Directive. Extract each line where the string "TradingView" shows up.

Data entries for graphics
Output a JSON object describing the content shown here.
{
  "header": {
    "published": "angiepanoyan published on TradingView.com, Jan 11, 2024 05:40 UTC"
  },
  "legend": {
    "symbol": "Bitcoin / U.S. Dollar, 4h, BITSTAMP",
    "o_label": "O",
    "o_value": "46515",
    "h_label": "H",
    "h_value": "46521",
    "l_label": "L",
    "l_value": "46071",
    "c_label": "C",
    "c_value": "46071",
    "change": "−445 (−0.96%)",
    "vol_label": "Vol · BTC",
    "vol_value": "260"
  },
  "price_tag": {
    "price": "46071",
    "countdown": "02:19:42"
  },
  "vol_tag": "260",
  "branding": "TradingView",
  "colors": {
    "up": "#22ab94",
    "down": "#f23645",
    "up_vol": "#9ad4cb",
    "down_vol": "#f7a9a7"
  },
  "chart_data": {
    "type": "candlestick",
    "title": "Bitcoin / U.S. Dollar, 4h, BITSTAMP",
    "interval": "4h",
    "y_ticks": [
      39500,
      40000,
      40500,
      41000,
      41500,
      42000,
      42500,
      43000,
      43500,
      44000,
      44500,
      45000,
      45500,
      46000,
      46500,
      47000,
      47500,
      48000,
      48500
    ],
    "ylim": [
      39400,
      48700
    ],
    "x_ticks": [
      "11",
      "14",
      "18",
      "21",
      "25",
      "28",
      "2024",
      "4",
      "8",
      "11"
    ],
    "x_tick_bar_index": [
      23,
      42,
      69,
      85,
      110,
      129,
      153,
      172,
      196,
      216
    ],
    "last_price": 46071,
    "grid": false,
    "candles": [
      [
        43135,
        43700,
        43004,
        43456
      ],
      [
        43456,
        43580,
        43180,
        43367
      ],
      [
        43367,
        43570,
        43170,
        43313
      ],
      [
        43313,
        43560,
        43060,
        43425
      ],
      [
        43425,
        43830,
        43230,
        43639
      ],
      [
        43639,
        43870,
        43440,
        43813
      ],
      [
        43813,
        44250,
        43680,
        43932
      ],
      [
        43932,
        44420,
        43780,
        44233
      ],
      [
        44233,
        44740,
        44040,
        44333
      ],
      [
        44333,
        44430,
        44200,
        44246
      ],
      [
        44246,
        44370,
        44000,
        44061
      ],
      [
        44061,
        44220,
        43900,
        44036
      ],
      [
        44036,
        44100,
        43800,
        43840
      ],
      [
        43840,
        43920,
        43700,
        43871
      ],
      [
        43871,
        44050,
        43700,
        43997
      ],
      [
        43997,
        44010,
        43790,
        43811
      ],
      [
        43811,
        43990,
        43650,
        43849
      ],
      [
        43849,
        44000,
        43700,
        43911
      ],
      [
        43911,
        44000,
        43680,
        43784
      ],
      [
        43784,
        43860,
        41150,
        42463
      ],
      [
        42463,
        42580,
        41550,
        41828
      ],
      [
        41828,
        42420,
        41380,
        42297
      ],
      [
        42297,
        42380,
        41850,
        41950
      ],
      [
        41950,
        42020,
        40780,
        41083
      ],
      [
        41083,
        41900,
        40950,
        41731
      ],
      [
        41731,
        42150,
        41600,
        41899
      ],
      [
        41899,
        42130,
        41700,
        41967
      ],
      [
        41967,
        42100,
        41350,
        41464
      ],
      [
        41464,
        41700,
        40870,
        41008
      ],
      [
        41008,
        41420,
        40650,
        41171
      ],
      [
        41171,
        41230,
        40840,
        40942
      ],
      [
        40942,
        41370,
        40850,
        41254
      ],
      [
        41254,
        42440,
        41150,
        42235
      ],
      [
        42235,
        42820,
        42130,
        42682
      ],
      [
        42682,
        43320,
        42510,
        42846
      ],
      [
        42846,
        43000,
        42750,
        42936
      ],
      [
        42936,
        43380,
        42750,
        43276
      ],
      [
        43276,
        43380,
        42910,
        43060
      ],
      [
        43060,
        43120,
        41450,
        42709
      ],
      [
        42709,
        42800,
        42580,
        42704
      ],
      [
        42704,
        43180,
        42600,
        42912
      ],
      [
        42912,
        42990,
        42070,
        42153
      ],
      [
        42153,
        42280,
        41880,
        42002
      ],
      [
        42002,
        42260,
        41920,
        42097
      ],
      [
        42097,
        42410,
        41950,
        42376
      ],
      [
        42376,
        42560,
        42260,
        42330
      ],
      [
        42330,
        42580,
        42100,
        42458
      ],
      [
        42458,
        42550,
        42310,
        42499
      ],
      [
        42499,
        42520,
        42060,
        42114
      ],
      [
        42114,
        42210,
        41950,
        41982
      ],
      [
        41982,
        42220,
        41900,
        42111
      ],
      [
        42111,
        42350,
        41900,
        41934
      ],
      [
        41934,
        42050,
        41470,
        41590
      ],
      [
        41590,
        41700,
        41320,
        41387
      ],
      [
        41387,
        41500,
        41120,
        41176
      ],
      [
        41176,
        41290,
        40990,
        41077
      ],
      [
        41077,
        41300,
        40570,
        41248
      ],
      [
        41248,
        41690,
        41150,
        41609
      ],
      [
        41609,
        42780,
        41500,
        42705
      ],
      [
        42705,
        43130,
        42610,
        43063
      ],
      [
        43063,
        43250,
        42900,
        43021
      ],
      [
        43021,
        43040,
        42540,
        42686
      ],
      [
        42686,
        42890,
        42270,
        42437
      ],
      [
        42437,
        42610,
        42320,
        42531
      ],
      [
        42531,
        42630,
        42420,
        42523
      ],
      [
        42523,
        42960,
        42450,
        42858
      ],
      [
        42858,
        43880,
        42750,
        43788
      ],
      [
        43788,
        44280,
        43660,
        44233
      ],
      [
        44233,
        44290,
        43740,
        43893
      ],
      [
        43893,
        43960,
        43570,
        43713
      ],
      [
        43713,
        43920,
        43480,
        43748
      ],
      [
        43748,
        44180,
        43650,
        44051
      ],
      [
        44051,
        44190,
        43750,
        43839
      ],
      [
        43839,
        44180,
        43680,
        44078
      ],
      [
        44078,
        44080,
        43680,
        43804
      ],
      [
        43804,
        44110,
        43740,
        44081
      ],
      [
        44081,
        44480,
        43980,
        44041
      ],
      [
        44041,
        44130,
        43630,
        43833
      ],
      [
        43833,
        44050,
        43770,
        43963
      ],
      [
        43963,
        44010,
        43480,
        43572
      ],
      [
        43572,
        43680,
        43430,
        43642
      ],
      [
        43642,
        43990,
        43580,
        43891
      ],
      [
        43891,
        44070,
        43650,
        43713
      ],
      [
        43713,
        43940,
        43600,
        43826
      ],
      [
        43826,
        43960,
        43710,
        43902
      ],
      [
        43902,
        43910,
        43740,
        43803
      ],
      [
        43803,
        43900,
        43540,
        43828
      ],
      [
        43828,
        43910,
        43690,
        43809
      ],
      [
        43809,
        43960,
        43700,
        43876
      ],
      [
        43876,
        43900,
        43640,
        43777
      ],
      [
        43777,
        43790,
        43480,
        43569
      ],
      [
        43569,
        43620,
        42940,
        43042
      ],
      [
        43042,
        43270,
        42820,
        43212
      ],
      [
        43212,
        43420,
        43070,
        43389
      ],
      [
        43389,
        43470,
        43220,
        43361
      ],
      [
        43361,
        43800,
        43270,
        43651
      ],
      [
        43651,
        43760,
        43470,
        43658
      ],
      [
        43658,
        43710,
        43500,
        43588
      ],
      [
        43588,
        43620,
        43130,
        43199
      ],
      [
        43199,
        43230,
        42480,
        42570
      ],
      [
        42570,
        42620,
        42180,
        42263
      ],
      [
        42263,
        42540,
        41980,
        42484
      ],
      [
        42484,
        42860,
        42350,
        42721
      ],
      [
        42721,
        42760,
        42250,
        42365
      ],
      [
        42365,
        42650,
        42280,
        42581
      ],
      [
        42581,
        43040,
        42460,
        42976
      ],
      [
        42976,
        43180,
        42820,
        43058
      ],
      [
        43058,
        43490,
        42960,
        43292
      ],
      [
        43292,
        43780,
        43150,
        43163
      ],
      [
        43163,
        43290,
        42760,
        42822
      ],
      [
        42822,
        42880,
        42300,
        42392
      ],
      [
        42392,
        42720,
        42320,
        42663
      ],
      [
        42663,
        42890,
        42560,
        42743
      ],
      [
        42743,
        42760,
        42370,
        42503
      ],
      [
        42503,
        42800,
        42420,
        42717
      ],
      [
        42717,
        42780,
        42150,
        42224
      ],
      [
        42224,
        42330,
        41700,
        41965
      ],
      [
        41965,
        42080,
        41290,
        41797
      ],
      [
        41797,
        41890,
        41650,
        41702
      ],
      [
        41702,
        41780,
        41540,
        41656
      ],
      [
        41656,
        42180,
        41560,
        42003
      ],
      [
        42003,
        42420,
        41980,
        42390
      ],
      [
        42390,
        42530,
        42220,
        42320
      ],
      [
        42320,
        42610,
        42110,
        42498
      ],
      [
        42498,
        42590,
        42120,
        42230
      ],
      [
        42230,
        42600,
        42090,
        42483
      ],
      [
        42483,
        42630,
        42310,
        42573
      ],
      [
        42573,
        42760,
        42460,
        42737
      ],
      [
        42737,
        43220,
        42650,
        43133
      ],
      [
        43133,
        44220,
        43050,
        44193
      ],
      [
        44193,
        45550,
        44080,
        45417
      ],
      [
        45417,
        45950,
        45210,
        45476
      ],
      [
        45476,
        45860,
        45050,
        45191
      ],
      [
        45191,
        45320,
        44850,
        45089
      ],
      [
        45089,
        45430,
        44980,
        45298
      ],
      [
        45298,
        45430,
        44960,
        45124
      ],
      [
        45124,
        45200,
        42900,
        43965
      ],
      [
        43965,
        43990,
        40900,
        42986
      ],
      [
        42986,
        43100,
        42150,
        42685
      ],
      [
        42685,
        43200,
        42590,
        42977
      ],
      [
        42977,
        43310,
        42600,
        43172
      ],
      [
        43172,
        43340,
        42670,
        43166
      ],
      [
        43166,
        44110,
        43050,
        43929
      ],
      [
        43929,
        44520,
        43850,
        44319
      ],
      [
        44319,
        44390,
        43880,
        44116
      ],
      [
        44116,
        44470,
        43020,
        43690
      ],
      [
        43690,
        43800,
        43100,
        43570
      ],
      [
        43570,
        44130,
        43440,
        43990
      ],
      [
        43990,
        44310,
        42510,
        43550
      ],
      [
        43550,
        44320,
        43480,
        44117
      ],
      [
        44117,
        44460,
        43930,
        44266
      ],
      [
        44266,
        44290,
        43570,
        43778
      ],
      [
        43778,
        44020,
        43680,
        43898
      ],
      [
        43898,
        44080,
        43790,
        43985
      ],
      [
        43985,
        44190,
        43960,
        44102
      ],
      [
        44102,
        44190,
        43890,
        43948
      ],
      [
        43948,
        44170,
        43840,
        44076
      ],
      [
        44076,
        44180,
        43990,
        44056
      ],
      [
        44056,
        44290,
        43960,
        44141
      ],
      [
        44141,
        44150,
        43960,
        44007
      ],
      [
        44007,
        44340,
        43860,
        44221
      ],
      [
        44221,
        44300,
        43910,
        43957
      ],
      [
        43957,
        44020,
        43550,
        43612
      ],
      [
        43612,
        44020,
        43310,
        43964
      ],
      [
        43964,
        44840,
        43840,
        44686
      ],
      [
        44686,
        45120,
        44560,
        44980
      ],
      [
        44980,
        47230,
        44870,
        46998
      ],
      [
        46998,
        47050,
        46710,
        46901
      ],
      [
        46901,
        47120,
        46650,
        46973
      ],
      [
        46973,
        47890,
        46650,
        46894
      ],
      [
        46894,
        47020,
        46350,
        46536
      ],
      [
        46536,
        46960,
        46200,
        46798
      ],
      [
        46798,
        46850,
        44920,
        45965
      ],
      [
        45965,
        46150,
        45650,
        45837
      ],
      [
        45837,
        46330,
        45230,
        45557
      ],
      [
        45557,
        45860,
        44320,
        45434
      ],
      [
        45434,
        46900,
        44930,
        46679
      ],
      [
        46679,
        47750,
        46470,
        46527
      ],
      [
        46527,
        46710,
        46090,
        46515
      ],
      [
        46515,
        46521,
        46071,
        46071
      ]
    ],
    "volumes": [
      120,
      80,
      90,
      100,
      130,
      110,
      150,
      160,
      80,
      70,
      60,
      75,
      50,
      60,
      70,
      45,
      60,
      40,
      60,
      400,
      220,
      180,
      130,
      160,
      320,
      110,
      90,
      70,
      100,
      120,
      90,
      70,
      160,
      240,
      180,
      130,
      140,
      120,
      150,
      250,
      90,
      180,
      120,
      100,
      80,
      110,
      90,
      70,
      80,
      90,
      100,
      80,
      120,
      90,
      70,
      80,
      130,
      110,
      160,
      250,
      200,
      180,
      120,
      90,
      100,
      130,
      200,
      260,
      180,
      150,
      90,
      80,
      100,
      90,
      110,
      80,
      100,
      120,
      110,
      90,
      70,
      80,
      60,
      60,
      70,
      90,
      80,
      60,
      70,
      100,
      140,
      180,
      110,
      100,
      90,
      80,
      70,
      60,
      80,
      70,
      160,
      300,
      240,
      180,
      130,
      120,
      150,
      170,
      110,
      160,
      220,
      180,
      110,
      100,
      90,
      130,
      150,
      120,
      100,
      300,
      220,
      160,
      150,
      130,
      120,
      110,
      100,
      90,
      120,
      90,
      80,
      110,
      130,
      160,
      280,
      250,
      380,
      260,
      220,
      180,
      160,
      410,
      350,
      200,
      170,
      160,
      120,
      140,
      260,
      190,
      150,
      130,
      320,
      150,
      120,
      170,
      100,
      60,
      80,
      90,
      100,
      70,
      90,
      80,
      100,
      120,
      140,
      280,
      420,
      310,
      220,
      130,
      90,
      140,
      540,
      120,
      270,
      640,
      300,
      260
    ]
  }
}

Reply.
    "published": "angiepanoyan published on TradingView.com, Jan 11, 2024 05:40 UTC"
  "branding": "TradingView",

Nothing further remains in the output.